**WHAT NEEDS TO BE DONE:**
Copy every line of the listing exactly.
——
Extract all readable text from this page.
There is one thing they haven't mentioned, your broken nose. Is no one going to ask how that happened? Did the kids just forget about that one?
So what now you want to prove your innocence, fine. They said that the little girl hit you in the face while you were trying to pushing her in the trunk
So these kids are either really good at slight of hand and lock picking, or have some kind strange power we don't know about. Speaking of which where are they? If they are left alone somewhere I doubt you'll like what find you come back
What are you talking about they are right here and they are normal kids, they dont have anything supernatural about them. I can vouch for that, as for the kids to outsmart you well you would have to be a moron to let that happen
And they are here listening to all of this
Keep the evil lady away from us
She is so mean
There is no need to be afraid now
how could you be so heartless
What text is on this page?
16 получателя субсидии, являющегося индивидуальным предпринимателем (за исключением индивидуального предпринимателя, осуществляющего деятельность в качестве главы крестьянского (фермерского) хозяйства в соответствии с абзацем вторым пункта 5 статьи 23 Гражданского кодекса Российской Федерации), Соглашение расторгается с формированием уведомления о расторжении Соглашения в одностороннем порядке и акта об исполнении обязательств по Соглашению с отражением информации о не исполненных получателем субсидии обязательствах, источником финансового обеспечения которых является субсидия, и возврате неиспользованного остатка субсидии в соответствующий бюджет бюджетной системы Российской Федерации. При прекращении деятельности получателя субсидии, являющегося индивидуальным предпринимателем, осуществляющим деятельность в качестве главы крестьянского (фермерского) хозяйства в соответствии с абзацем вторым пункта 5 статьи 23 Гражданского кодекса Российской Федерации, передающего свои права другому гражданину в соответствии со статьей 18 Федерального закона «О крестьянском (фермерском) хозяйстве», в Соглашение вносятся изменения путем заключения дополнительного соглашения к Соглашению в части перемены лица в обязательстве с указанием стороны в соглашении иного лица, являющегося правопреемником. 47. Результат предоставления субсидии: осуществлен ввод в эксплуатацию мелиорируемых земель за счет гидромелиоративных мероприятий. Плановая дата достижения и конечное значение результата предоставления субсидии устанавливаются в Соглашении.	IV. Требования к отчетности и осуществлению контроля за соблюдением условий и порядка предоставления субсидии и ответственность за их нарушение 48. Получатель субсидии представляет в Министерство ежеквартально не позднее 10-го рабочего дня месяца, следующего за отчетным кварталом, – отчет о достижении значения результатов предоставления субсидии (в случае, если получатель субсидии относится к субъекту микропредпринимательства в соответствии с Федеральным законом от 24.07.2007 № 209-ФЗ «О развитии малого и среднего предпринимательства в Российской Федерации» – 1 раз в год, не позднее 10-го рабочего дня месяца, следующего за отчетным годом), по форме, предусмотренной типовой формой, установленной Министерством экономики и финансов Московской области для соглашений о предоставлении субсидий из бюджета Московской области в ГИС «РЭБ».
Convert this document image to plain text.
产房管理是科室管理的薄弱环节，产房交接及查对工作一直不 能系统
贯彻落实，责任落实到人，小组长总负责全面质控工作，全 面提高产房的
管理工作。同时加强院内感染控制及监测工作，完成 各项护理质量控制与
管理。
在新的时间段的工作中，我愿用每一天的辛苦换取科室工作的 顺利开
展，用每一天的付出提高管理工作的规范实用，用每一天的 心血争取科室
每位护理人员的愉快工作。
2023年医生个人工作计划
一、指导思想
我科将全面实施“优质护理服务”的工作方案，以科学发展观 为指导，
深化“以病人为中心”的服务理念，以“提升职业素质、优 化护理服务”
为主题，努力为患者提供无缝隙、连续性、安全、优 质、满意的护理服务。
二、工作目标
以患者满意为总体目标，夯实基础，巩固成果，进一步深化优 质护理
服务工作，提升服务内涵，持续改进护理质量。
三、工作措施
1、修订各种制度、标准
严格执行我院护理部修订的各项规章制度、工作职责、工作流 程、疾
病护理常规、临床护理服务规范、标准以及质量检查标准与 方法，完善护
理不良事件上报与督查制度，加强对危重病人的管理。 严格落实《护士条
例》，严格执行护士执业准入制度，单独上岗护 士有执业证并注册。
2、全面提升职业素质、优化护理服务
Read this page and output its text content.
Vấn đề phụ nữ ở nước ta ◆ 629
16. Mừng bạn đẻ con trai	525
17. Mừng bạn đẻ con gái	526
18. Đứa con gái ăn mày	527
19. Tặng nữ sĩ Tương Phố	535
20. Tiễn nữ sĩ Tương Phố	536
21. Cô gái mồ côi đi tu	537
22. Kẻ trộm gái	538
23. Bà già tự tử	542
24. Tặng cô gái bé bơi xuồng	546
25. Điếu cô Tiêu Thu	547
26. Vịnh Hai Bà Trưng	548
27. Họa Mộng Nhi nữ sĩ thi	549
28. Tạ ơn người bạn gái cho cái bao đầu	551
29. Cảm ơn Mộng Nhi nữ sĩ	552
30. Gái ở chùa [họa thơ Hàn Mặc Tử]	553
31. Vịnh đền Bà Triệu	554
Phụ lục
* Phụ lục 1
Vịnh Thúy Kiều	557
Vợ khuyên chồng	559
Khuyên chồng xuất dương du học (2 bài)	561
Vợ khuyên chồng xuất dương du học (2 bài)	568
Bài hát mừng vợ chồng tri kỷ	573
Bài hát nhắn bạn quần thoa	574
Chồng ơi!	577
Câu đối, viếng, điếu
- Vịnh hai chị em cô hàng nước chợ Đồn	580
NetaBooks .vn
——
**EXERCISE RESULT:**
Extract all readable text from this page.
There is one thing they haven't mentioned, your broken nose. Is no one going to ask how that happened? Did the kids just forget about that one?
So what now you want to prove your innocence, fine. They said that the little girl hit you in the face while you were trying to pushing her in the trunk
So these kids are either really good at slight of hand and lock picking, or have some kind strange power we don't know about. Speaking of which where are they? If they are left alone somewhere I doubt you'll like what find you come back
What are you talking about they are right here and they are normal kids, they dont have anything supernatural about them. I can vouch for that, as for the kids to outsmart you well you would have to be a moron to let that happen
And they are here listening to all of this
Keep the evil lady away from us
She is so mean
There is no need to be afraid now
how could you be so heartless
What text is on this page?
16 получателя субсидии, являющегося индивидуальным предпринимателем (за исключением индивидуального предпринимателя, осуществляющего деятельность в качестве главы крестьянского (фермерского) хозяйства в соответствии с абзацем вторым пункта 5 статьи 23 Гражданского кодекса Российской Федерации), Соглашение расторгается с формированием уведомления о расторжении Соглашения в одностороннем порядке и акта об исполнении обязательств по Соглашению с отражением информации о не исполненных получателем субсидии обязательствах, источником финансового обеспечения которых является субсидия, и возврате неиспользованного остатка субсидии в соответствующий бюджет бюджетной системы Российской Федерации. При прекращении деятельности получателя субсидии, являющегося индивидуальным предпринимателем, осуществляющим деятельность в качестве главы крестьянского (фермерского) хозяйства в соответствии с абзацем вторым пункта 5 статьи 23 Гражданского кодекса Российской Федерации, передающего свои права другому гражданину в соответствии со статьей 18 Федерального закона «О крестьянском (фермерском) хозяйстве», в Соглашение вносятся изменения путем заключения дополнительного соглашения к Соглашению в части перемены лица в обязательстве с указанием стороны в соглашении иного лица, являющегося правопреемником. 47. Результат предоставления субсидии: осуществлен ввод в эксплуатацию мелиорируемых земель за счет гидромелиоративных мероприятий. Плановая дата достижения и конечное значение результата предоставления субсидии устанавливаются в Соглашении.	IV. Требования к отчетности и осуществлению контроля за соблюдением условий и порядка предоставления субсидии и ответственность за их нарушение 48. Получатель субсидии представляет в Министерство ежеквартально не позднее 10-го рабочего дня месяца, следующего за отчетным кварталом, – отчет о достижении значения результатов предоставления субсидии (в случае, если получатель субсидии относится к субъекту микропредпринимательства в соответствии с Федеральным законом от 24.07.2007 № 209-ФЗ «О развитии малого и среднего предпринимательства в Российской Федерации» – 1 раз в год, не позднее 10-го рабочего дня месяца, следующего за отчетным годом), по форме, предусмотренной типовой формой, установленной Министерством экономики и финансов Московской области для соглашений о предоставлении субсидий из бюджета Московской области в ГИС «РЭБ».
Convert this document image to plain text.
产房管理是科室管理的薄弱环节，产房交接及查对工作一直不 能系统
贯彻落实，责任落实到人，小组长总负责全面质控工作，全 面提高产房的
管理工作。同时加强院内感染控制及监测工作，完成 各项护理质量控制与
管理。
在新的时间段的工作中，我愿用每一天的辛苦换取科室工作的 顺利开
展，用每一天的付出提高管理工作的规范实用，用每一天的 心血争取科室
每位护理人员的愉快工作。
2023年医生个人工作计划
一、指导思想
我科将全面实施“优质护理服务”的工作方案，以科学发展观 为指导，
深化“以病人为中心”的服务理念，以“提升职业素质、优 化护理服务”
为主题，努力为患者提供无缝隙、连续性、安全、优 质、满意的护理服务。
二、工作目标
以患者满意为总体目标，夯实基础，巩固成果，进一步深化优 质护理
服务工作，提升服务内涵，持续改进护理质量。
三、工作措施
1、修订各种制度、标准
严格执行我院护理部修订的各项规章制度、工作职责、工作流 程、疾
病护理常规、临床护理服务规范、标准以及质量检查标准与 方法，完善护
理不良事件上报与督查制度，加强对危重病人的管理。 严格落实《护士条
例》，严格执行护士执业准入制度，单独上岗护 士有执业证并注册。
2、全面提升职业素质、优化护理服务
Read this page and output its text content.
Vấn đề phụ nữ ở nước ta ◆ 629
16. Mừng bạn đẻ con trai	525
17. Mừng bạn đẻ con gái	526
18. Đứa con gái ăn mày	527
19. Tặng nữ sĩ Tương Phố	535
20. Tiễn nữ sĩ Tương Phố	536
21. Cô gái mồ côi đi tu	537
22. Kẻ trộm gái	538
23. Bà già tự tử	542
24. Tặng cô gái bé bơi xuồng	546
25. Điếu cô Tiêu Thu	547
26. Vịnh Hai Bà Trưng	548
27. Họa Mộng Nhi nữ sĩ thi	549
28. Tạ ơn người bạn gái cho cái bao đầu	551
29. Cảm ơn Mộng Nhi nữ sĩ	552
30. Gái ở chùa [họa thơ Hàn Mặc Tử]	553
31. Vịnh đền Bà Triệu	554
Phụ lục
* Phụ lục 1
Vịnh Thúy Kiều	557
Vợ khuyên chồng	559
Khuyên chồng xuất dương du học (2 bài)	561
Vợ khuyên chồng xuất dương du học (2 bài)	568
Bài hát mừng vợ chồng tri kỷ	573
Bài hát nhắn bạn quần thoa	574
Chồng ơi!	577
Câu đối, viếng, điếu
- Vịnh hai chị em cô hàng nước chợ Đồn	580
NetaBooks .vn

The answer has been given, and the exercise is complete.